* _Given entries_:
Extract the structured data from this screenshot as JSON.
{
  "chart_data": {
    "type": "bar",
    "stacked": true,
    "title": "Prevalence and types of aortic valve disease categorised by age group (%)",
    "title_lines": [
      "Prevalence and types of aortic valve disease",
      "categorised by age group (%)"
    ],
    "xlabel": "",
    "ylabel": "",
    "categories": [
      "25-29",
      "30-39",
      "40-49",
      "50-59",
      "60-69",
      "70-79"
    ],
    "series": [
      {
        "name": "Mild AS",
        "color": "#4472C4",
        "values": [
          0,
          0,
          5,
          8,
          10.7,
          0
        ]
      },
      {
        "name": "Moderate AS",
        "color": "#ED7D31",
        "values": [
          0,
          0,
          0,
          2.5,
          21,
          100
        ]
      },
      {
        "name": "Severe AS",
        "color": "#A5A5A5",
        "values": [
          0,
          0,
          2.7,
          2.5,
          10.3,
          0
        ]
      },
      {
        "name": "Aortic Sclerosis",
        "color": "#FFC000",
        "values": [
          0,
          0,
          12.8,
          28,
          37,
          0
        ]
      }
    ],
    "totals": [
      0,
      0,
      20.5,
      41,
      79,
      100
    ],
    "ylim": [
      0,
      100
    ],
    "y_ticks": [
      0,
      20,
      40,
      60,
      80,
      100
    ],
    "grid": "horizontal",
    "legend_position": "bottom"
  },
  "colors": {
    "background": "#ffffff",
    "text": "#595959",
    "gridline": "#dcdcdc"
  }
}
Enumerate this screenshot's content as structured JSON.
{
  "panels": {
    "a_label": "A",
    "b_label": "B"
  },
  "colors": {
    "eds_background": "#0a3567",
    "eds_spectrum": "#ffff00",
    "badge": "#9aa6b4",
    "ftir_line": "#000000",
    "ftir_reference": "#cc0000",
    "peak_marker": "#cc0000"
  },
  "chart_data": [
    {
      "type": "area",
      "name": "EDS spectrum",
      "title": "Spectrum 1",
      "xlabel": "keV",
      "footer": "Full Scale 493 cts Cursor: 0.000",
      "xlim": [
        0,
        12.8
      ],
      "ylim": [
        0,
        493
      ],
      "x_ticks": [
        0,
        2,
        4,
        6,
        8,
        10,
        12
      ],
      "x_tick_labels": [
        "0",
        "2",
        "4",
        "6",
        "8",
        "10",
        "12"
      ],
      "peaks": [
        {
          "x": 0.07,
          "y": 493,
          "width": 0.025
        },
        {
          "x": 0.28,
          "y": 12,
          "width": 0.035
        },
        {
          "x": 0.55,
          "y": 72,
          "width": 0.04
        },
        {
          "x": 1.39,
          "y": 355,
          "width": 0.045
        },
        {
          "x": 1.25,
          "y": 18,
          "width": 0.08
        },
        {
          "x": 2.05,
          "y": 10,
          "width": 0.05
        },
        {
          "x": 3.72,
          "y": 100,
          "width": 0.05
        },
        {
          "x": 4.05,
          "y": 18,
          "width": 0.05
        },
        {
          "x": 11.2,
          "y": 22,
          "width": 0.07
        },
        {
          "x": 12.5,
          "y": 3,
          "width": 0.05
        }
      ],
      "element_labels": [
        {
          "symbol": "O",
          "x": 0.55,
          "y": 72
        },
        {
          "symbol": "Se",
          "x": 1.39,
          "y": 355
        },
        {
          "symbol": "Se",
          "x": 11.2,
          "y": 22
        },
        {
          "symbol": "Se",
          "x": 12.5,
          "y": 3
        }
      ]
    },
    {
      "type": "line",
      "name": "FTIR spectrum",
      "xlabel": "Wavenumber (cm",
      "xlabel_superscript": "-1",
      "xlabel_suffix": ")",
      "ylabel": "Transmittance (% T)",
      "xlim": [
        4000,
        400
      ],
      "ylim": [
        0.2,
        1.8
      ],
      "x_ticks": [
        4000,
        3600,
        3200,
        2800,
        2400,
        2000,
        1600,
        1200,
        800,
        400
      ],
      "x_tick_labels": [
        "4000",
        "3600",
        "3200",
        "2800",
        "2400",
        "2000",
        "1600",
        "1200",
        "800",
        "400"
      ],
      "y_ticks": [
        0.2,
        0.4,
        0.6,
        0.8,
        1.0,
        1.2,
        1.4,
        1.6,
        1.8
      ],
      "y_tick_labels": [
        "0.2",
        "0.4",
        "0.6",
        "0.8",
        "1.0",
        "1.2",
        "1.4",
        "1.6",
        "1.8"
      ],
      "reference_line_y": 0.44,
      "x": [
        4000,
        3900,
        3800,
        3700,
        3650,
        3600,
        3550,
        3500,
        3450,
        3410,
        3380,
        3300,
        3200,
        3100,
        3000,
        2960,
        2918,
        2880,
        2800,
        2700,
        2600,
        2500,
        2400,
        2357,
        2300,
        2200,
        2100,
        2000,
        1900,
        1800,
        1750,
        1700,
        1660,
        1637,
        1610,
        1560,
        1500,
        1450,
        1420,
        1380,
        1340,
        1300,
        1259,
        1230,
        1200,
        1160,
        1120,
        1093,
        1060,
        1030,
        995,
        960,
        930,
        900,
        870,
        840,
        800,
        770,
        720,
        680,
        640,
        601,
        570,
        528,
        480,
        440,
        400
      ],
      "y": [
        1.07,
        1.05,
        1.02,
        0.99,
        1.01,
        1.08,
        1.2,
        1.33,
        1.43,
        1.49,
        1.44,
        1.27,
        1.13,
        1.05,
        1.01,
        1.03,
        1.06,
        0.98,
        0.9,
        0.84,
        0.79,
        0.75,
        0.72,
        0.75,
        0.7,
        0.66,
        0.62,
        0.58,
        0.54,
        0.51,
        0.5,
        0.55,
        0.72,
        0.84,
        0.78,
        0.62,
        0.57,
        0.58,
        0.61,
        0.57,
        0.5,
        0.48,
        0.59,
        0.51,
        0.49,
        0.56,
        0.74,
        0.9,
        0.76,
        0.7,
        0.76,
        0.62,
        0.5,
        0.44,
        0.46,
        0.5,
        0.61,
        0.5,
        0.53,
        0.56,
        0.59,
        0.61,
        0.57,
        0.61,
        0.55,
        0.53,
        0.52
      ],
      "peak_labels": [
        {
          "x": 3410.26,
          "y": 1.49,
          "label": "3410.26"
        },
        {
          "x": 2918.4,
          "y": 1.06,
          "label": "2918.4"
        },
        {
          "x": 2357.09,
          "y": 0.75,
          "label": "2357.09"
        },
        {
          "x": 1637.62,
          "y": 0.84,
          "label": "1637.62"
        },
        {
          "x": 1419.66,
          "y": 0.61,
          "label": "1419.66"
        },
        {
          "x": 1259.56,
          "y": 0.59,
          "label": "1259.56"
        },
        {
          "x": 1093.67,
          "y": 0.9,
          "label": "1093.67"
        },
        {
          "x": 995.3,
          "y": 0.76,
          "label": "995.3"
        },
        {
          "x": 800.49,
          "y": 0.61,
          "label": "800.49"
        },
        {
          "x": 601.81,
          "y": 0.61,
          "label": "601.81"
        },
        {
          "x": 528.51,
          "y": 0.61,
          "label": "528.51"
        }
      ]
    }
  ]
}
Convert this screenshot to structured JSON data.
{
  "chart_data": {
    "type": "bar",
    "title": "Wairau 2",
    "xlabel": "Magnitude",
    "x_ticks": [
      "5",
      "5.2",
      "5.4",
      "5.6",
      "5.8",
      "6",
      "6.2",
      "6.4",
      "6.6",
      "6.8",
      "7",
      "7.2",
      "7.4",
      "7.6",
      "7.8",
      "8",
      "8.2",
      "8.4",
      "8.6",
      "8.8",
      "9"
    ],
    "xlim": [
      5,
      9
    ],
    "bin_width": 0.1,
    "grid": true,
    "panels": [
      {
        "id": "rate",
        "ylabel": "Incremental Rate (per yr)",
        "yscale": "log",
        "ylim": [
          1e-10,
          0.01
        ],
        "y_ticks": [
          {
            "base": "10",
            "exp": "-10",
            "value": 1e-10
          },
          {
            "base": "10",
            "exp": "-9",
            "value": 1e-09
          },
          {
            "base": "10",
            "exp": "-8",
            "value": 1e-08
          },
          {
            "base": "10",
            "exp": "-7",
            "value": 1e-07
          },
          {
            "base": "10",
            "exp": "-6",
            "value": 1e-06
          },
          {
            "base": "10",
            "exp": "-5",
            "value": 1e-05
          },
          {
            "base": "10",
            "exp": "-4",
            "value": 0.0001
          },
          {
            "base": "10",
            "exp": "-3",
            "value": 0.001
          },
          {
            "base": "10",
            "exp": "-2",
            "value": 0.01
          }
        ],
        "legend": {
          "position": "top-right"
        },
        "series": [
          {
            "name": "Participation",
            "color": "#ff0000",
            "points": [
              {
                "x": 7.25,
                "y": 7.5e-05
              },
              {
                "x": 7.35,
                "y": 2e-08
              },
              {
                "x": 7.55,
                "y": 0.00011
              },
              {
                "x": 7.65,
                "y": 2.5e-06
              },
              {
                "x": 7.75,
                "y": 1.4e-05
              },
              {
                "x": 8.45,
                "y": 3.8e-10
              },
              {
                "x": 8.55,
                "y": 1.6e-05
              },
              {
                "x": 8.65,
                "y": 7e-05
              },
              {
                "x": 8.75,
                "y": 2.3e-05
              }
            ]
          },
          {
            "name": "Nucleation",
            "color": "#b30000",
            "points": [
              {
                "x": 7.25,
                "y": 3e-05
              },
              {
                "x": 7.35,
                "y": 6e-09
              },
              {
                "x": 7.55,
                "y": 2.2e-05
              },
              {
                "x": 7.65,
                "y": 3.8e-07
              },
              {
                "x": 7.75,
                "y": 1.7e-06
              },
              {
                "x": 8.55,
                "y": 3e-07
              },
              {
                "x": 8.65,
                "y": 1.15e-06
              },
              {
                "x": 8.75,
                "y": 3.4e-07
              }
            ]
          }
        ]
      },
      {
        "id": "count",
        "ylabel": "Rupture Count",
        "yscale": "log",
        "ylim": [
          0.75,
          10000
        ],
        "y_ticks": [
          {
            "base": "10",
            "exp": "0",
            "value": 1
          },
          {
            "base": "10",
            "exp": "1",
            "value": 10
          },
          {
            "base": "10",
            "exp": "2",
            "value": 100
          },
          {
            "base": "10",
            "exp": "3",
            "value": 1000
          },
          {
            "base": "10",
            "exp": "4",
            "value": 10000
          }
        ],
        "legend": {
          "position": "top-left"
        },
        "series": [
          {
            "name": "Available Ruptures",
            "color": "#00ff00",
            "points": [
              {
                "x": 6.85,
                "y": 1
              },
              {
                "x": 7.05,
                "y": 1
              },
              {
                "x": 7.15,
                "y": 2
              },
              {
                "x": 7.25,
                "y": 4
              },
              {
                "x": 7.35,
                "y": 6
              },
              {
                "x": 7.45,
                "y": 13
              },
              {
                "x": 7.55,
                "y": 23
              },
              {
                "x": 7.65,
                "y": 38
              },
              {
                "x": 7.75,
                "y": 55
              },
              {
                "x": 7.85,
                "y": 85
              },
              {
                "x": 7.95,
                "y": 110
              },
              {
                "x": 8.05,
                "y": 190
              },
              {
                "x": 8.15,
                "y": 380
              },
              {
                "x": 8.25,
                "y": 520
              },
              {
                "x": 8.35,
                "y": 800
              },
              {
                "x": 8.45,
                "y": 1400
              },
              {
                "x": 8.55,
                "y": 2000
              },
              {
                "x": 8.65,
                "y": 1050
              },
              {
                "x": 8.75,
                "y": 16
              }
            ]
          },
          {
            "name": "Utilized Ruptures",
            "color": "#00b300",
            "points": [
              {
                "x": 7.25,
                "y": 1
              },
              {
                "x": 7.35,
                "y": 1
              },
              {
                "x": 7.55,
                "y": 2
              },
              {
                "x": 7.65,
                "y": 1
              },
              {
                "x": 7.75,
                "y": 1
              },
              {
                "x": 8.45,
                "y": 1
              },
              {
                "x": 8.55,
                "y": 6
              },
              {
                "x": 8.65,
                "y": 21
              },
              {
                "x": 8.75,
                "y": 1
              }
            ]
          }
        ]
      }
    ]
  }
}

* _Task brief_:
Find the word "Prevalence" and list each line it appears in.

* _The completed task_:
    "title": "Prevalence and types of aortic valve disease categorised by age group (%)",
      "Prevalence and types of aortic valve disease",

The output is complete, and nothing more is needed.